[Raw records]
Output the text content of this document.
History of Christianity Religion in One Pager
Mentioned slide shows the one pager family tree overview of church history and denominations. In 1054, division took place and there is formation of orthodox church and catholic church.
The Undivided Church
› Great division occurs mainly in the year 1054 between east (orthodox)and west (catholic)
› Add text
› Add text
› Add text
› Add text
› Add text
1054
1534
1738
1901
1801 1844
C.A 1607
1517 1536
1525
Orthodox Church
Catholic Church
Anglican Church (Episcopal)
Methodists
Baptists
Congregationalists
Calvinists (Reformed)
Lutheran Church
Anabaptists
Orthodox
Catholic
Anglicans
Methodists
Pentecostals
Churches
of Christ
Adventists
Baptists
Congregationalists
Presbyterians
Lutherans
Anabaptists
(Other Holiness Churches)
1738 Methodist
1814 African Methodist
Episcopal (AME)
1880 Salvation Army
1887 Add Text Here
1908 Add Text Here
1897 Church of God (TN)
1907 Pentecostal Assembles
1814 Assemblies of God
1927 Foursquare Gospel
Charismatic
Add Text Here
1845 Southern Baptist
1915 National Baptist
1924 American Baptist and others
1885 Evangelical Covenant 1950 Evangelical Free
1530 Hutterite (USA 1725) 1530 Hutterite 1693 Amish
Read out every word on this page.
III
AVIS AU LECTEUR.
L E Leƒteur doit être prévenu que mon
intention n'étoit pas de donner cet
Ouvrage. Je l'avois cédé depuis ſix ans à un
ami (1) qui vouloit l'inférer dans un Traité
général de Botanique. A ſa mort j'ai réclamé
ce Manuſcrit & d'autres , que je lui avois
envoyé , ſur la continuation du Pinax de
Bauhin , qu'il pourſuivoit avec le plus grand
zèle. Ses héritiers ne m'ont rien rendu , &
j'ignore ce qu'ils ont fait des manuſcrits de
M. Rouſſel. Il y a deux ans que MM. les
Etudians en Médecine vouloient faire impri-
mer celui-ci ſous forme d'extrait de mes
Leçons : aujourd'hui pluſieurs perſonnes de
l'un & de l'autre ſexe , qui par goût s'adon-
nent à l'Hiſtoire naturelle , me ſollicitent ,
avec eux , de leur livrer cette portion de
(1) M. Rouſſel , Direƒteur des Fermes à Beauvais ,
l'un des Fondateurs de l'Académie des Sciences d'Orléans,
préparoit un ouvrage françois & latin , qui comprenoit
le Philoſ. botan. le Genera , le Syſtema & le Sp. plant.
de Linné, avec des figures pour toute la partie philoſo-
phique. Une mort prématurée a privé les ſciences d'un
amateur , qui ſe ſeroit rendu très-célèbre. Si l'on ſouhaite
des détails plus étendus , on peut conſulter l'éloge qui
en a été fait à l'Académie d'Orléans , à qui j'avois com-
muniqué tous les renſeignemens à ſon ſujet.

→ AIM:
Give the records above again, word for word.

→ SOLUTION TO THIS TASK:
Output the text content of this document.
History of Christianity Religion in One Pager
Mentioned slide shows the one pager family tree overview of church history and denominations. In 1054, division took place and there is formation of orthodox church and catholic church.
The Undivided Church
› Great division occurs mainly in the year 1054 between east (orthodox)and west (catholic)
› Add text
› Add text
› Add text
› Add text
› Add text
1054
1534
1738
1901
1801 1844
C.A 1607
1517 1536
1525
Orthodox Church
Catholic Church
Anglican Church (Episcopal)
Methodists
Baptists
Congregationalists
Calvinists (Reformed)
Lutheran Church
Anabaptists
Orthodox
Catholic
Anglicans
Methodists
Pentecostals
Churches
of Christ
Adventists
Baptists
Congregationalists
Presbyterians
Lutherans
Anabaptists
(Other Holiness Churches)
1738 Methodist
1814 African Methodist
Episcopal (AME)
1880 Salvation Army
1887 Add Text Here
1908 Add Text Here
1897 Church of God (TN)
1907 Pentecostal Assembles
1814 Assemblies of God
1927 Foursquare Gospel
Charismatic
Add Text Here
1845 Southern Baptist
1915 National Baptist
1924 American Baptist and others
1885 Evangelical Covenant 1950 Evangelical Free
1530 Hutterite (USA 1725) 1530 Hutterite 1693 Amish
Read out every word on this page.
III
AVIS AU LECTEUR.
L E Leƒteur doit être prévenu que mon
intention n'étoit pas de donner cet
Ouvrage. Je l'avois cédé depuis ſix ans à un
ami (1) qui vouloit l'inférer dans un Traité
général de Botanique. A ſa mort j'ai réclamé
ce Manuſcrit & d'autres , que je lui avois
envoyé , ſur la continuation du Pinax de
Bauhin , qu'il pourſuivoit avec le plus grand
zèle. Ses héritiers ne m'ont rien rendu , &
j'ignore ce qu'ils ont fait des manuſcrits de
M. Rouſſel. Il y a deux ans que MM. les
Etudians en Médecine vouloient faire impri-
mer celui-ci ſous forme d'extrait de mes
Leçons : aujourd'hui pluſieurs perſonnes de
l'un & de l'autre ſexe , qui par goût s'adon-
nent à l'Hiſtoire naturelle , me ſollicitent ,
avec eux , de leur livrer cette portion de
(1) M. Rouſſel , Direƒteur des Fermes à Beauvais ,
l'un des Fondateurs de l'Académie des Sciences d'Orléans,
préparoit un ouvrage françois & latin , qui comprenoit
le Philoſ. botan. le Genera , le Syſtema & le Sp. plant.
de Linné, avec des figures pour toute la partie philoſo-
phique. Une mort prématurée a privé les ſciences d'un
amateur , qui ſe ſeroit rendu très-célèbre. Si l'on ſouhaite
des détails plus étendus , on peut conſulter l'éloge qui
en a été fait à l'Académie d'Orléans , à qui j'avois com-
muniqué tous les renſeignemens à ſon ſujet.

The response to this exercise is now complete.